Exercise instructions:
Print the listing in its entirety and exactly, leaving out images.

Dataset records
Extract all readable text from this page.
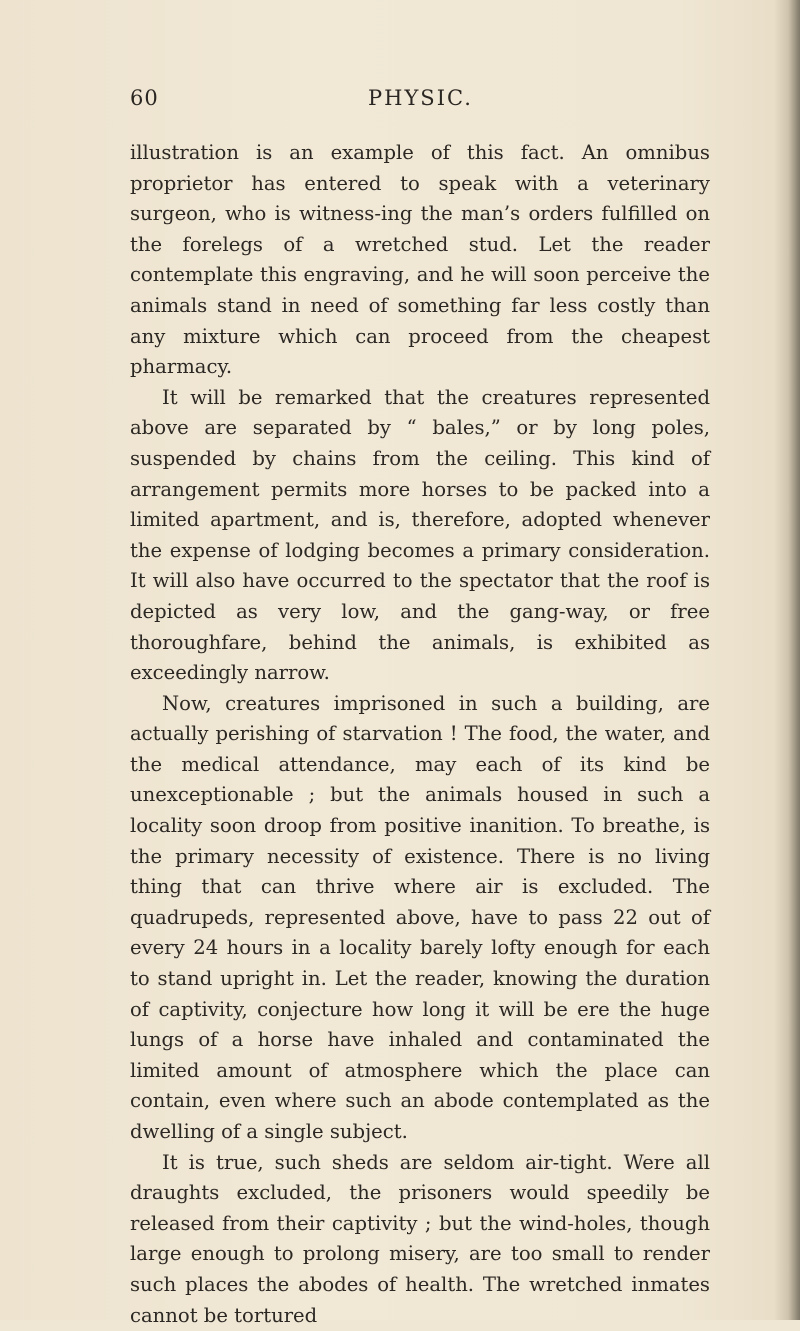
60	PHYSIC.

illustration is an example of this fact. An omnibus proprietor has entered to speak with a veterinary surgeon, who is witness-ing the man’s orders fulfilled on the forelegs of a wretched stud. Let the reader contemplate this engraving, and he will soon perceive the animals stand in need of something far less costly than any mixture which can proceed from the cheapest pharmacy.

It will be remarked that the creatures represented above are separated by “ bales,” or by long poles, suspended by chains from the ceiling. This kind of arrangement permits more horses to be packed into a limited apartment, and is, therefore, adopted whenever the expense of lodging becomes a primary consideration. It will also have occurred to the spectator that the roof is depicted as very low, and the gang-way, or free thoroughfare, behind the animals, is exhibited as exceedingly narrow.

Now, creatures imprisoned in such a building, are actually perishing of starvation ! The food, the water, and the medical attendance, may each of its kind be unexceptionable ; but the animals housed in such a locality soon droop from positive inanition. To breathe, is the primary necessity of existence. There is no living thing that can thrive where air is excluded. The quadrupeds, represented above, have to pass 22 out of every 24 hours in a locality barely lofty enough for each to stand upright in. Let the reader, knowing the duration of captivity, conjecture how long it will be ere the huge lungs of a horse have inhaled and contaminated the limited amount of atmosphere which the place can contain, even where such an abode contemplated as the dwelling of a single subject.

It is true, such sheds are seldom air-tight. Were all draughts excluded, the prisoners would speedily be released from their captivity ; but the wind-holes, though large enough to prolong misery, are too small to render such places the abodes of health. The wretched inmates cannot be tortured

The solution:
Extract all readable text from this page.
60	PHYSIC.

illustration is an example of this fact. An omnibus proprietor has entered to speak with a veterinary surgeon, who is witness-ing the man’s orders fulfilled on the forelegs of a wretched stud. Let the reader contemplate this engraving, and he will soon perceive the animals stand in need of something far less costly than any mixture which can proceed from the cheapest pharmacy.

It will be remarked that the creatures represented above are separated by “ bales,” or by long poles, suspended by chains from the ceiling. This kind of arrangement permits more horses to be packed into a limited apartment, and is, therefore, adopted whenever the expense of lodging becomes a primary consideration. It will also have occurred to the spectator that the roof is depicted as very low, and the gang-way, or free thoroughfare, behind the animals, is exhibited as exceedingly narrow.

Now, creatures imprisoned in such a building, are actually perishing of starvation ! The food, the water, and the medical attendance, may each of its kind be unexceptionable ; but the animals housed in such a locality soon droop from positive inanition. To breathe, is the primary necessity of existence. There is no living thing that can thrive where air is excluded. The quadrupeds, represented above, have to pass 22 out of every 24 hours in a locality barely lofty enough for each to stand upright in. Let the reader, knowing the duration of captivity, conjecture how long it will be ere the huge lungs of a horse have inhaled and contaminated the limited amount of atmosphere which the place can contain, even where such an abode contemplated as the dwelling of a single subject.

It is true, such sheds are seldom air-tight. Were all draughts excluded, the prisoners would speedily be released from their captivity ; but the wind-holes, though large enough to prolong misery, are too small to render such places the abodes of health. The wretched inmates cannot be tortured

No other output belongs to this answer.